### Text extract:
::::

In a recent blog entry Marc Logemann touches on the subject of proxy performance. In his entry he asks for a white paper by 'the Spring guys'. I don't want to spend (p)ages and (p)ages on discussing the differences up to the nanosecond between proxies and byte code weaving mechanisms, but I do think it's valuable to re-iterate once again what the differences are and whether or not this discussion matters at all.

What are proxies and why do we use them?

Let's first shortly revisit what proxies are used for (in general, and in Spring). According the Gang of Four (GoF) book on Design Patterns a proxy is a surrogate object or placeholder for another object to control access to it. Because the proxy sits in between the caller of an object and the real object itself, it can decide to prevent the real (or target) object from being invoked, or do something before the target object is invoked.

prox.jpg

In other words, proxies can be used as stand-ins for real objects to apply extra behavior to those objects--be it security-related behavior, caching or maybe performance measurements.

Many modern frameworks use proxies to realize functionality that would not have been possible otherwise. Many object-relational mappers use proxies to implement behavior that prevents data from being loaded until it is actually really needed (this is sometimes called lazy loading). Spring also uses proxies to realize some of its functionality such as its remoting facilities, its transaction management facilities and the AOP framework.

::::

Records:
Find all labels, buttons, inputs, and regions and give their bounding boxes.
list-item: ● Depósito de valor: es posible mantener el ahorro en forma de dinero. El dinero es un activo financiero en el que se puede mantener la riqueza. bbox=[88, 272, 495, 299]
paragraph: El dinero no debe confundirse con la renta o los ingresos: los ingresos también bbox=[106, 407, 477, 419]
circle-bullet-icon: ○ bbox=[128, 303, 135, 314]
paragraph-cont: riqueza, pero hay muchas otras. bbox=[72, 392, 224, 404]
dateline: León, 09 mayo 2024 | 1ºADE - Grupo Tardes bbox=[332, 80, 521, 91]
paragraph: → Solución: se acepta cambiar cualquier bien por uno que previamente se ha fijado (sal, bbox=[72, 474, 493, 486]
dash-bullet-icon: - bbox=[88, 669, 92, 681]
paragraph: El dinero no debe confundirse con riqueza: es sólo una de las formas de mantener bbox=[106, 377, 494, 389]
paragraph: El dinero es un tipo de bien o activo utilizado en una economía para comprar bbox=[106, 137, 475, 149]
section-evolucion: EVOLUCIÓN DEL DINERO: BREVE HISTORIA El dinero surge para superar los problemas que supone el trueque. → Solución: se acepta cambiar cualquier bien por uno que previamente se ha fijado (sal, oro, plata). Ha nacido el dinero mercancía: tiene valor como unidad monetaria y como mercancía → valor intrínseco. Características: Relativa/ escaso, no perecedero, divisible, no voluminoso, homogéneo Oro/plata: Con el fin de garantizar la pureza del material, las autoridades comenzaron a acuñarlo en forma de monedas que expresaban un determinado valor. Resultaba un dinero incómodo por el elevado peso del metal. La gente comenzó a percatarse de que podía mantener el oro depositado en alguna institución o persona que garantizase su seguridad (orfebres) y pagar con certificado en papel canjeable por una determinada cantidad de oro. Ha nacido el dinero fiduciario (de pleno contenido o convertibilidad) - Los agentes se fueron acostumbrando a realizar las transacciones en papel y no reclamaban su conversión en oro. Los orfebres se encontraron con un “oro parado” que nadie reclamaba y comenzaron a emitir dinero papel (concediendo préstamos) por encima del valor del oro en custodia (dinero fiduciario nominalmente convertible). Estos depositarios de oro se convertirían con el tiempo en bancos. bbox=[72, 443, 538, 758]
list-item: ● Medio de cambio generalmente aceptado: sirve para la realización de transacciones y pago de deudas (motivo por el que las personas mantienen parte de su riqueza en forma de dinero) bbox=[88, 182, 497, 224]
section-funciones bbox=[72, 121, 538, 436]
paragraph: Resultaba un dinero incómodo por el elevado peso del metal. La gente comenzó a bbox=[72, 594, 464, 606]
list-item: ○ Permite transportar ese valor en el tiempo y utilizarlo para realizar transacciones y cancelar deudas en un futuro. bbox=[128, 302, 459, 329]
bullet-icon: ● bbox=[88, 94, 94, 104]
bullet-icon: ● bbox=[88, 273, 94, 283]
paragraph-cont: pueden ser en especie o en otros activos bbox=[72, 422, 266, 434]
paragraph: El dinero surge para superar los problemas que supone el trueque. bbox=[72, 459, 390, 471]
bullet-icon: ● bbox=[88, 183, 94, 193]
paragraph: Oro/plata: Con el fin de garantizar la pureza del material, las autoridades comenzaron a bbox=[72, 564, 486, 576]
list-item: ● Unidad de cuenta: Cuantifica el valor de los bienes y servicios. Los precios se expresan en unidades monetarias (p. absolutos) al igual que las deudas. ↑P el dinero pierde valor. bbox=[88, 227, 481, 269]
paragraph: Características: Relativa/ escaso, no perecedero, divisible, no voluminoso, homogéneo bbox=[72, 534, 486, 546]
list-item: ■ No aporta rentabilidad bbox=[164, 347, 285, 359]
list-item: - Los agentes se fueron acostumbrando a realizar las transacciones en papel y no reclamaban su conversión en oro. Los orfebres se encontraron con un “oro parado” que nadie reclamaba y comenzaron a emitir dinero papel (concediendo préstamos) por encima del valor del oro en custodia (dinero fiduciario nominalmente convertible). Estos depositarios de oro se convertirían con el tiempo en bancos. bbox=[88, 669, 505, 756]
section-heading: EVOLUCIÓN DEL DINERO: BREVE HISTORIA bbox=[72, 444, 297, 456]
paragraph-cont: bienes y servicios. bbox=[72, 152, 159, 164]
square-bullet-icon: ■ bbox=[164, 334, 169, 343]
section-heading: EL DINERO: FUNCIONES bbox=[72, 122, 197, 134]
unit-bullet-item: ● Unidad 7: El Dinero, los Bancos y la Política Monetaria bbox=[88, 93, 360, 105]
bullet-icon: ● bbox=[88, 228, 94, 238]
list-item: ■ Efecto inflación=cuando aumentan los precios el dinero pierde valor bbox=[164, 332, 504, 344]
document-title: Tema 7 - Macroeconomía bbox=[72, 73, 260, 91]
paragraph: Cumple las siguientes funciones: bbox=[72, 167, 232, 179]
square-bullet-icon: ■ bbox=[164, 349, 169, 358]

::::

### What you will do:
1/ Answer these questions from the text on proxies:
(a) How does the Gang of Four book on Design Patterns define a proxy?
(b) What is the behavior that keeps data from loading until it is actually needed sometimes called?
(c) Which Spring functionality does the text say is realized with proxies?
2/ From the text on proxies, output the passage from "In a recent" up to and including "we use them?", copied word for word.
The items have no connection to the text on proxies.

### Solutions to the exercise:
1/
(a) A surrogate object or placeholder for another object to control access to it.
(b) Lazy loading.
(c) Its remoting facilities, its transaction management facilities and the AOP framework.

2/
In a recent blog entry Marc Logemann touches on the subject of proxy performance. In his entry he asks for a white paper by 'the Spring guys'. I don't want to spend (p)ages and (p)ages on discussing the differences up to the nanosecond between proxies and byte code weaving mechanisms, but I do think it's valuable to re-iterate once again what the differences are and whether or not this discussion matters at all.

What are proxies and why do we use them?